Note each line where "balconies" appears, and copy it.
### Task data ###
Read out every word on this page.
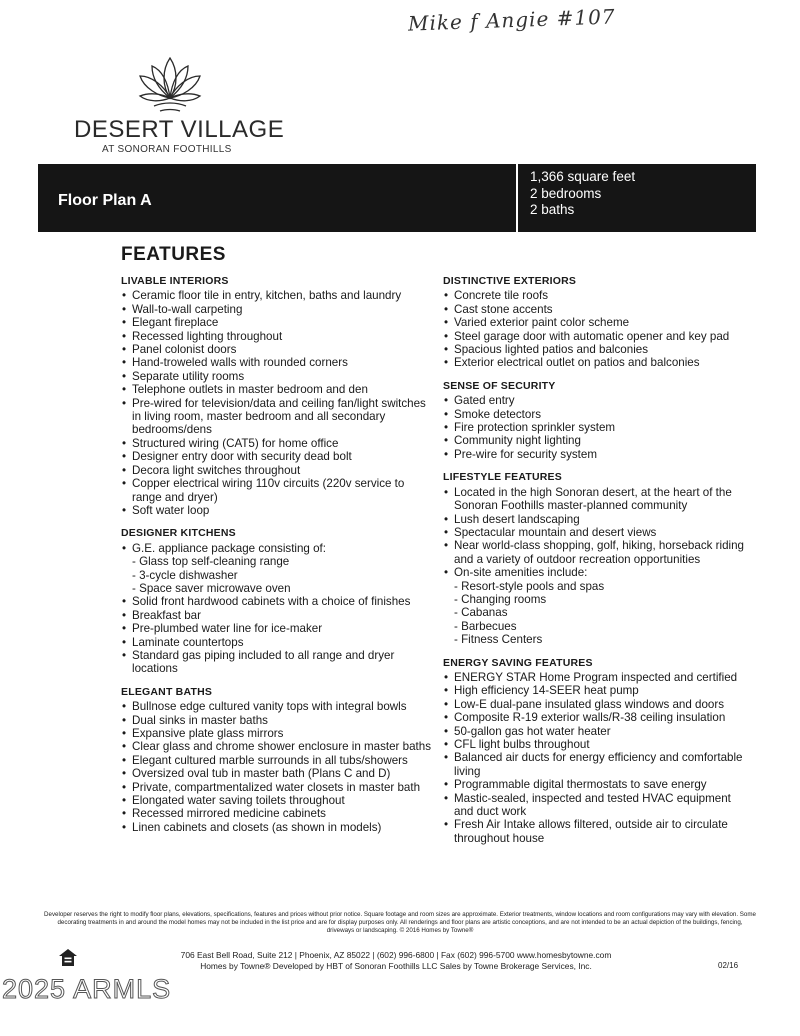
Mike f Angie #107
DESERT VILLAGE
AT SONORAN FOOTHILLS
Floor Plan A
1,366 square feet
2 bedrooms
2 baths
FEATURES
LIVABLE INTERIORS
• Ceramic floor tile in entry, kitchen, baths and laundry
• Wall-to-wall carpeting
• Elegant fireplace
• Recessed lighting throughout
• Panel colonist doors
• Hand-troweled walls with rounded corners
• Separate utility rooms
• Telephone outlets in master bedroom and den
• Pre-wired for television/data and ceiling fan/light switches in living room, master bedroom and all secondary bedrooms/dens
• Structured wiring (CAT5) for home office
• Designer entry door with security dead bolt
• Decora light switches throughout
• Copper electrical wiring 110v circuits (220v service to range and dryer)
• Soft water loop
DESIGNER KITCHENS
• G.E. appliance package consisting of:
- Glass top self-cleaning range
- 3-cycle dishwasher
- Space saver microwave oven
• Solid front hardwood cabinets with a choice of finishes
• Breakfast bar
• Pre-plumbed water line for ice-maker
• Laminate countertops
• Standard gas piping included to all range and dryer locations
ELEGANT BATHS
• Bullnose edge cultured vanity tops with integral bowls
• Dual sinks in master baths
• Expansive plate glass mirrors
• Clear glass and chrome shower enclosure in master baths
• Elegant cultured marble surrounds in all tubs/showers
• Oversized oval tub in master bath (Plans C and D)
• Private, compartmentalized water closets in master bath
• Elongated water saving toilets throughout
• Recessed mirrored medicine cabinets
• Linen cabinets and closets (as shown in models)
DISTINCTIVE EXTERIORS
• Concrete tile roofs
• Cast stone accents
• Varied exterior paint color scheme
• Steel garage door with automatic opener and key pad
• Spacious lighted patios and balconies
• Exterior electrical outlet on patios and balconies
SENSE OF SECURITY
• Gated entry
• Smoke detectors
• Fire protection sprinkler system
• Community night lighting
• Pre-wire for security system
LIFESTYLE FEATURES
• Located in the high Sonoran desert, at the heart of the Sonoran Foothills master-planned community
• Lush desert landscaping
• Spectacular mountain and desert views
• Near world-class shopping, golf, hiking, horseback riding and a variety of outdoor recreation opportunities
• On-site amenities include:
- Resort-style pools and spas
- Changing rooms
- Cabanas
- Barbecues
- Fitness Centers
ENERGY SAVING FEATURES
• ENERGY STAR Home Program inspected and certified
• High efficiency 14-SEER heat pump
• Low-E dual-pane insulated glass windows and doors
• Composite R-19 exterior walls/R-38 ceiling insulation
• 50-gallon gas hot water heater
• CFL light bulbs throughout
• Balanced air ducts for energy efficiency and comfortable living
• Programmable digital thermostats to save energy
• Mastic-sealed, inspected and tested HVAC equipment and duct work
• Fresh Air Intake allows filtered, outside air to circulate throughout house
Developer reserves the right to modify floor plans, elevations, specifications, features and prices without prior notice. Square footage and room sizes are approximate. Exterior treatments, window locations and room configurations may vary with elevation. Some decorating treatments in and around the model homes may not be included in the list price and are for display purposes only. All renderings and floor plans are artistic conceptions, and are not intended to be an actual depiction of the buildings, fencing, driveways or landscaping. © 2016 Homes by Towne®
706 East Bell Road, Suite 212 | Phoenix, AZ 85022 | (602) 996-6800 | Fax (602) 996-5700 www.homesbytowne.com
Homes by Towne® Developed by HBT of Sonoran Foothills LLC Sales by Towne Brokerage Services, Inc.	02/16
2025 ARMLS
###
■ The solution:
• Spacious lighted patios and balconies
• Exterior electrical outlet on patios and balconies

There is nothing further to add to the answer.